Short exercise:
Transcribe the listing verbatim. Do not carry over any pictures.

Data provided:
....................
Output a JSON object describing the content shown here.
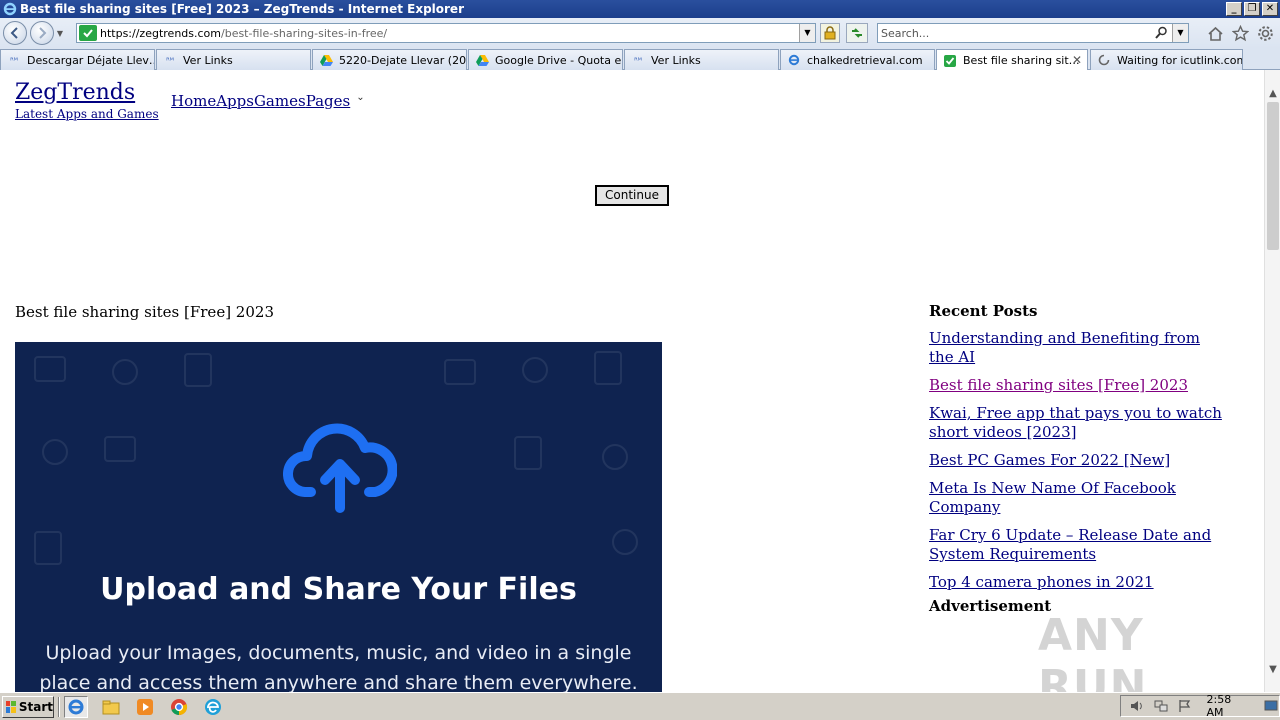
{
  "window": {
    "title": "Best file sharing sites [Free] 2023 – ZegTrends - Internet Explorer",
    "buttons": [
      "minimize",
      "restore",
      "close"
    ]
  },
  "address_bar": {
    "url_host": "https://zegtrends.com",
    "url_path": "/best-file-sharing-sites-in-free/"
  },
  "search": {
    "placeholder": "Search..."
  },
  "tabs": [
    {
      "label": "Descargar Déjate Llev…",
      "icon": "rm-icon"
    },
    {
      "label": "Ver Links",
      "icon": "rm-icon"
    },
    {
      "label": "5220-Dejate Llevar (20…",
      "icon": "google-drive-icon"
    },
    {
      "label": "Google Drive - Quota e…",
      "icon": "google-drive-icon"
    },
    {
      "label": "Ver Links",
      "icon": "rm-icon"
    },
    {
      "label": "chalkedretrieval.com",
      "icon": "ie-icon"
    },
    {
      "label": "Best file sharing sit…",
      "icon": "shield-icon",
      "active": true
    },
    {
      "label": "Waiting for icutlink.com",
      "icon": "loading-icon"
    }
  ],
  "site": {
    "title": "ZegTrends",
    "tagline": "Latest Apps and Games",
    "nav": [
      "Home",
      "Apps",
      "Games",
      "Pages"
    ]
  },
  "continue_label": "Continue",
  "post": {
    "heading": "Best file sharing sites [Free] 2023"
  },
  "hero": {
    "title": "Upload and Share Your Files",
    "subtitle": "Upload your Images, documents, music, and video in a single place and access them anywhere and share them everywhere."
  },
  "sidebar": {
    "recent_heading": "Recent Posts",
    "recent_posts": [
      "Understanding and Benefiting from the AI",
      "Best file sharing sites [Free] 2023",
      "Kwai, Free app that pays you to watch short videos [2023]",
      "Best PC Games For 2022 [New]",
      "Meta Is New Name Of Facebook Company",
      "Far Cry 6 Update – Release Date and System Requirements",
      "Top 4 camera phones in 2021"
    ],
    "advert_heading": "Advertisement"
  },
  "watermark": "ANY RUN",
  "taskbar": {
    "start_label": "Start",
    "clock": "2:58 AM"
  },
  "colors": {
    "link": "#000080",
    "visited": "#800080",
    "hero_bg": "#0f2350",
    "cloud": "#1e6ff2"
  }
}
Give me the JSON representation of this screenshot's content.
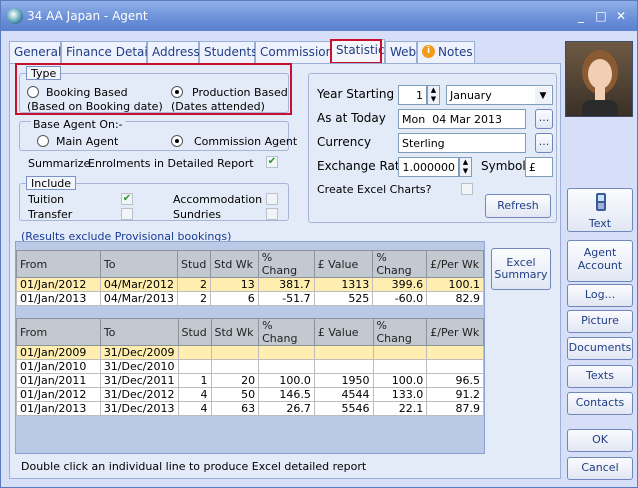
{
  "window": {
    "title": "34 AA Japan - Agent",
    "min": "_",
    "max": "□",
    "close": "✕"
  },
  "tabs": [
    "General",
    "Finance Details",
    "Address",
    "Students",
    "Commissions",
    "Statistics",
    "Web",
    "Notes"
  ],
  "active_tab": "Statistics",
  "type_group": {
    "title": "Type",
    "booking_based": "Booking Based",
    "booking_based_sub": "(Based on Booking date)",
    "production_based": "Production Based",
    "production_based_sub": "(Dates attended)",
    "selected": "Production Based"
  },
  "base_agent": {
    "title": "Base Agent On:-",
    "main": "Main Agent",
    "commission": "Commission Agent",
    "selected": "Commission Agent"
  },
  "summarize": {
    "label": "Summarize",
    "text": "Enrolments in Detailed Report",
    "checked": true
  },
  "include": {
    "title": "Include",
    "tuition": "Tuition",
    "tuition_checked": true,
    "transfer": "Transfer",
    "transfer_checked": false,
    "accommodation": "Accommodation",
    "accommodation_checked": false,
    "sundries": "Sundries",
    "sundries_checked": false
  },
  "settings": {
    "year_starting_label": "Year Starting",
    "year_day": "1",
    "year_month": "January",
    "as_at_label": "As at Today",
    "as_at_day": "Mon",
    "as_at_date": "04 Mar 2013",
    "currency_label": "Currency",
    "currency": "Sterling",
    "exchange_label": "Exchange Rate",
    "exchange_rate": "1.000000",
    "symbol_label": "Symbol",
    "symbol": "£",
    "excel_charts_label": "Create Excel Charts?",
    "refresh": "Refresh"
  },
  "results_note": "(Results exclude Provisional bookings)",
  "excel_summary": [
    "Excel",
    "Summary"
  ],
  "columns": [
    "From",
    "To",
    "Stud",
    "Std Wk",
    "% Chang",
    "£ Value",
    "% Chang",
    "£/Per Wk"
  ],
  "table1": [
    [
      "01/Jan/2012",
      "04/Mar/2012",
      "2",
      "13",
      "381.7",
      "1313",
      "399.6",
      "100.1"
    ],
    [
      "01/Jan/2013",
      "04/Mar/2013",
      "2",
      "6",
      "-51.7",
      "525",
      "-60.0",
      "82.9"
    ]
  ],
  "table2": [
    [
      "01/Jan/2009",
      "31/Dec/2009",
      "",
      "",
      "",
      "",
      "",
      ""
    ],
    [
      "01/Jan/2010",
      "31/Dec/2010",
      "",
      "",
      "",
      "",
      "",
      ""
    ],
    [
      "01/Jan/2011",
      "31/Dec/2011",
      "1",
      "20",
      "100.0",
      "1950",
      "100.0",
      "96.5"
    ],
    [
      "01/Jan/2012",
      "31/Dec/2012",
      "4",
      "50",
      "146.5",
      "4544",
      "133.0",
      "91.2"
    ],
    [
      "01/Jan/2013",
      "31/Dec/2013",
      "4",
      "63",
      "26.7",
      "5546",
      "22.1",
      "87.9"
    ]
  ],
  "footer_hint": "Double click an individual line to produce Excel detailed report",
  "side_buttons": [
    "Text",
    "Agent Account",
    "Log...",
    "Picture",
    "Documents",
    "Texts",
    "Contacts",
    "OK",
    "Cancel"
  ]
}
....................
Solution:
Output a JSON object describing the content shown here.
{
  "window": {
    "title": "Best file sharing sites [Free] 2023 – ZegTrends - Internet Explorer",
    "buttons": [
      "minimize",
      "restore",
      "close"
    ]
  },
  "address_bar": {
    "url_host": "https://zegtrends.com",
    "url_path": "/best-file-sharing-sites-in-free/"
  },
  "search": {
    "placeholder": "Search..."
  },
  "tabs": [
    {
      "label": "Descargar Déjate Llev…",
      "icon": "rm-icon"
    },
    {
      "label": "Ver Links",
      "icon": "rm-icon"
    },
    {
      "label": "5220-Dejate Llevar (20…",
      "icon": "google-drive-icon"
    },
    {
      "label": "Google Drive - Quota e…",
      "icon": "google-drive-icon"
    },
    {
      "label": "Ver Links",
      "icon": "rm-icon"
    },
    {
      "label": "chalkedretrieval.com",
      "icon": "ie-icon"
    },
    {
      "label": "Best file sharing sit…",
      "icon": "shield-icon",
      "active": true
    },
    {
      "label": "Waiting for icutlink.com",
      "icon": "loading-icon"
    }
  ],
  "site": {
    "title": "ZegTrends",
    "tagline": "Latest Apps and Games",
    "nav": [
      "Home",
      "Apps",
      "Games",
      "Pages"
    ]
  },
  "continue_label": "Continue",
  "post": {
    "heading": "Best file sharing sites [Free] 2023"
  },
  "hero": {
    "title": "Upload and Share Your Files",
    "subtitle": "Upload your Images, documents, music, and video in a single place and access them anywhere and share them everywhere."
  },
  "sidebar": {
    "recent_heading": "Recent Posts",
    "recent_posts": [
      "Understanding and Benefiting from the AI",
      "Best file sharing sites [Free] 2023",
      "Kwai, Free app that pays you to watch short videos [2023]",
      "Best PC Games For 2022 [New]",
      "Meta Is New Name Of Facebook Company",
      "Far Cry 6 Update – Release Date and System Requirements",
      "Top 4 camera phones in 2021"
    ],
    "advert_heading": "Advertisement"
  },
  "watermark": "ANY RUN",
  "taskbar": {
    "start_label": "Start",
    "clock": "2:58 AM"
  },
  "colors": {
    "link": "#000080",
    "visited": "#800080",
    "hero_bg": "#0f2350",
    "cloud": "#1e6ff2"
  }
}
Give me the JSON representation of this screenshot's content.
{
  "window": {
    "title": "34 AA Japan - Agent",
    "min": "_",
    "max": "□",
    "close": "✕"
  },
  "tabs": [
    "General",
    "Finance Details",
    "Address",
    "Students",
    "Commissions",
    "Statistics",
    "Web",
    "Notes"
  ],
  "active_tab": "Statistics",
  "type_group": {
    "title": "Type",
    "booking_based": "Booking Based",
    "booking_based_sub": "(Based on Booking date)",
    "production_based": "Production Based",
    "production_based_sub": "(Dates attended)",
    "selected": "Production Based"
  },
  "base_agent": {
    "title": "Base Agent On:-",
    "main": "Main Agent",
    "commission": "Commission Agent",
    "selected": "Commission Agent"
  },
  "summarize": {
    "label": "Summarize",
    "text": "Enrolments in Detailed Report",
    "checked": true
  },
  "include": {
    "title": "Include",
    "tuition": "Tuition",
    "tuition_checked": true,
    "transfer": "Transfer",
    "transfer_checked": false,
    "accommodation": "Accommodation",
    "accommodation_checked": false,
    "sundries": "Sundries",
    "sundries_checked": false
  },
  "settings": {
    "year_starting_label": "Year Starting",
    "year_day": "1",
    "year_month": "January",
    "as_at_label": "As at Today",
    "as_at_day": "Mon",
    "as_at_date": "04 Mar 2013",
    "currency_label": "Currency",
    "currency": "Sterling",
    "exchange_label": "Exchange Rate",
    "exchange_rate": "1.000000",
    "symbol_label": "Symbol",
    "symbol": "£",
    "excel_charts_label": "Create Excel Charts?",
    "refresh": "Refresh"
  },
  "results_note": "(Results exclude Provisional bookings)",
  "excel_summary": [
    "Excel",
    "Summary"
  ],
  "columns": [
    "From",
    "To",
    "Stud",
    "Std Wk",
    "% Chang",
    "£ Value",
    "% Chang",
    "£/Per Wk"
  ],
  "table1": [
    [
      "01/Jan/2012",
      "04/Mar/2012",
      "2",
      "13",
      "381.7",
      "1313",
      "399.6",
      "100.1"
    ],
    [
      "01/Jan/2013",
      "04/Mar/2013",
      "2",
      "6",
      "-51.7",
      "525",
      "-60.0",
      "82.9"
    ]
  ],
  "table2": [
    [
      "01/Jan/2009",
      "31/Dec/2009",
      "",
      "",
      "",
      "",
      "",
      ""
    ],
    [
      "01/Jan/2010",
      "31/Dec/2010",
      "",
      "",
      "",
      "",
      "",
      ""
    ],
    [
      "01/Jan/2011",
      "31/Dec/2011",
      "1",
      "20",
      "100.0",
      "1950",
      "100.0",
      "96.5"
    ],
    [
      "01/Jan/2012",
      "31/Dec/2012",
      "4",
      "50",
      "146.5",
      "4544",
      "133.0",
      "91.2"
    ],
    [
      "01/Jan/2013",
      "31/Dec/2013",
      "4",
      "63",
      "26.7",
      "5546",
      "22.1",
      "87.9"
    ]
  ],
  "footer_hint": "Double click an individual line to produce Excel detailed report",
  "side_buttons": [
    "Text",
    "Agent Account",
    "Log...",
    "Picture",
    "Documents",
    "Texts",
    "Contacts",
    "OK",
    "Cancel"
  ]
}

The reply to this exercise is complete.